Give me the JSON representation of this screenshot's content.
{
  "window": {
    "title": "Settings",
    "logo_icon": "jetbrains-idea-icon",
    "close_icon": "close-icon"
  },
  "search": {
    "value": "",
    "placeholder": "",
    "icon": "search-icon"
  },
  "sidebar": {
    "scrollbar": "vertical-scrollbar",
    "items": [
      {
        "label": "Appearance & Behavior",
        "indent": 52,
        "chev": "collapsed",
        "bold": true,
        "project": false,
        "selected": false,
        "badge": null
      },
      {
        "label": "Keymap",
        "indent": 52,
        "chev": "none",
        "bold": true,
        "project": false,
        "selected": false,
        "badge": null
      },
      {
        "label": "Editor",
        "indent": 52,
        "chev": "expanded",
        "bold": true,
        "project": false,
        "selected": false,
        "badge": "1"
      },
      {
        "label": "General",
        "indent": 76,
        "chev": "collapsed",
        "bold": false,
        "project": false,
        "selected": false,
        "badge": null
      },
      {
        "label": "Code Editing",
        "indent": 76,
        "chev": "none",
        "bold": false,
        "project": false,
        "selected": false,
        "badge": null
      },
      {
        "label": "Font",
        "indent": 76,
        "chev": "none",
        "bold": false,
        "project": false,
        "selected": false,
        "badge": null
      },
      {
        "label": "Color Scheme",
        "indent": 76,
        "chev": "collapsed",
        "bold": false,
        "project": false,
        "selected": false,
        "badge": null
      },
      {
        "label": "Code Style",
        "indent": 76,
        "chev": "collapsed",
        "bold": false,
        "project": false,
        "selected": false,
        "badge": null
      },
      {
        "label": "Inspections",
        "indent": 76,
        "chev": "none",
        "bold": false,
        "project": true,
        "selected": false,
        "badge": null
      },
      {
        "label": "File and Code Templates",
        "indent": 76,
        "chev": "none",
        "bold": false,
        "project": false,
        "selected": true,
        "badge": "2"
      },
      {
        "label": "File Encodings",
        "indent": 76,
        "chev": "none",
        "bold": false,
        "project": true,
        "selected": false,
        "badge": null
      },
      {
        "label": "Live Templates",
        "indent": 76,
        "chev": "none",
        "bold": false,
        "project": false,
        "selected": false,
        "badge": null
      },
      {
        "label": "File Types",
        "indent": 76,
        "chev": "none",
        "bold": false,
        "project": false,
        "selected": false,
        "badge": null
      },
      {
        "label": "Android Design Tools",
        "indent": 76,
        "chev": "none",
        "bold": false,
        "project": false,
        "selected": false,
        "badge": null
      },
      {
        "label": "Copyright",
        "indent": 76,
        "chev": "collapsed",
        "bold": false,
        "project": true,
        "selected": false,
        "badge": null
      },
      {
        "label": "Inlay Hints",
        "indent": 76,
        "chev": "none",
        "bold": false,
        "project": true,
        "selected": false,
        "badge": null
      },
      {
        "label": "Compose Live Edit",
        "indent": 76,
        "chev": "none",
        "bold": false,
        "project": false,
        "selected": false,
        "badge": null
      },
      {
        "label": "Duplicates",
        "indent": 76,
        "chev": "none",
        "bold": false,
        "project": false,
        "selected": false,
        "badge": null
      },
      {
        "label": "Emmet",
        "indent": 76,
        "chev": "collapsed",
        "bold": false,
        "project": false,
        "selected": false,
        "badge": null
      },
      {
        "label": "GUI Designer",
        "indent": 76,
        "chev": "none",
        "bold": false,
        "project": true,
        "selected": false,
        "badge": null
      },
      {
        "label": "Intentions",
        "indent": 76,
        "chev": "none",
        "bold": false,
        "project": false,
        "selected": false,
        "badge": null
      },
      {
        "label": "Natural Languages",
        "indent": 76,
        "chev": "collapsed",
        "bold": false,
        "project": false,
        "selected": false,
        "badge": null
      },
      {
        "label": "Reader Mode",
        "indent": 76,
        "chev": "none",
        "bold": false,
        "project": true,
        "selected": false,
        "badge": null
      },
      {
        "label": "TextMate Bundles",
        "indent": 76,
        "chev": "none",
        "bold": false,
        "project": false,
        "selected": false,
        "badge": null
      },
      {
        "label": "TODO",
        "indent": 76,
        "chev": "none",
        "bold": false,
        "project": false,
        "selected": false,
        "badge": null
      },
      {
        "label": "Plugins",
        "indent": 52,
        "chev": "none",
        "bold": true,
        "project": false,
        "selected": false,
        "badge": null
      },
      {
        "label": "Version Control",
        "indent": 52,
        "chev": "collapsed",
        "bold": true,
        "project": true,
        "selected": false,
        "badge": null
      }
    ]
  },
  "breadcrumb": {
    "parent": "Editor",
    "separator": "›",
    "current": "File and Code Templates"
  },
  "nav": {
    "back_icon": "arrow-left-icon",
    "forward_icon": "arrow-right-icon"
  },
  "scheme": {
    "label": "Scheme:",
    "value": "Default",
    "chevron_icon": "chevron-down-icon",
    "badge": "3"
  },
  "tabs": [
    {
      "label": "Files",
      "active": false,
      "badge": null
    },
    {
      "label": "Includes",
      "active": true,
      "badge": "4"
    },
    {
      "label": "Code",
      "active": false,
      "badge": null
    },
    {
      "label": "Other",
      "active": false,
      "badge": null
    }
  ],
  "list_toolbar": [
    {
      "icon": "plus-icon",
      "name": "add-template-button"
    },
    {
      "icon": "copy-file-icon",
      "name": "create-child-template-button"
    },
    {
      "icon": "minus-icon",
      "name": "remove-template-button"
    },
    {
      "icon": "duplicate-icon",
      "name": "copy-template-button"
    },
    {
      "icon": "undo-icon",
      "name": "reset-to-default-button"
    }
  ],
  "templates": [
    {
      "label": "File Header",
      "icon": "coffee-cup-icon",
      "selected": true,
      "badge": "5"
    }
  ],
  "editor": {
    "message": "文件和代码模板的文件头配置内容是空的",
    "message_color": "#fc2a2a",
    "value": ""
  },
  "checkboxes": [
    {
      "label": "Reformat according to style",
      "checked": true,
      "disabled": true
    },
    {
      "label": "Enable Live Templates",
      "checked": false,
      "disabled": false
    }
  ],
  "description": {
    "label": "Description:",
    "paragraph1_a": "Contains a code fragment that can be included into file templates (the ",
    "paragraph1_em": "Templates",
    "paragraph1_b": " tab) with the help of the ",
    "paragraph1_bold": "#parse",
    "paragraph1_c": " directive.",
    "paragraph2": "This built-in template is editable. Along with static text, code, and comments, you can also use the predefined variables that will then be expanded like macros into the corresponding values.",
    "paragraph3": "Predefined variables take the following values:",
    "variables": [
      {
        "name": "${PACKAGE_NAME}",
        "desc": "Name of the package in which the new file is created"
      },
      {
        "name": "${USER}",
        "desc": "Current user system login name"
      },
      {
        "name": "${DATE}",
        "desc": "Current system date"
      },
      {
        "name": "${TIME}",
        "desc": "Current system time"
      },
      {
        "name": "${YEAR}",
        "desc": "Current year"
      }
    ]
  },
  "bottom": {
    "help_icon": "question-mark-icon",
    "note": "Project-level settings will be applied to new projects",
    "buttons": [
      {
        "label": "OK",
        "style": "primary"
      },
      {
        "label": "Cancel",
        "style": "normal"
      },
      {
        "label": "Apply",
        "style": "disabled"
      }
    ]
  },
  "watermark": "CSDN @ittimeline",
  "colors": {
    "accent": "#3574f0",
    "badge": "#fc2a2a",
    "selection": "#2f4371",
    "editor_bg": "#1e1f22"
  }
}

--

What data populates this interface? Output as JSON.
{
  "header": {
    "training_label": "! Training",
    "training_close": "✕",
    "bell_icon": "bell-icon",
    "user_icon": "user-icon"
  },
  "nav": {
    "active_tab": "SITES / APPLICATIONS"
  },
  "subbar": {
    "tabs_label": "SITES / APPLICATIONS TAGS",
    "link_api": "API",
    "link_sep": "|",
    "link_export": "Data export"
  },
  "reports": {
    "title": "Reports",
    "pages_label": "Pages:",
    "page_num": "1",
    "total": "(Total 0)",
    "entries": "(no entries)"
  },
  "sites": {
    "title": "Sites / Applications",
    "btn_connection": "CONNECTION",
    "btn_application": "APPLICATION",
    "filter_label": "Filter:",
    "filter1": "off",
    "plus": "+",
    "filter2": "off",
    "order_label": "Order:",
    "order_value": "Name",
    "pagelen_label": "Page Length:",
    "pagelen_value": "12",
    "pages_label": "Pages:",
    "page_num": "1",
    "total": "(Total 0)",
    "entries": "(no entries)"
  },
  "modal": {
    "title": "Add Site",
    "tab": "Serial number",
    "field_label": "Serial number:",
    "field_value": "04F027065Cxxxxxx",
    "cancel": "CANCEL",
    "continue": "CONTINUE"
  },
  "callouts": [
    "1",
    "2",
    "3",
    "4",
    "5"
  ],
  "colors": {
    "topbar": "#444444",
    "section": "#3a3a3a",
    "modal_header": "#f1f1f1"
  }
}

**Exercise**. The answer should be a single number: the count of lines in the data that include the string "arrow".

**Result of this task**. 2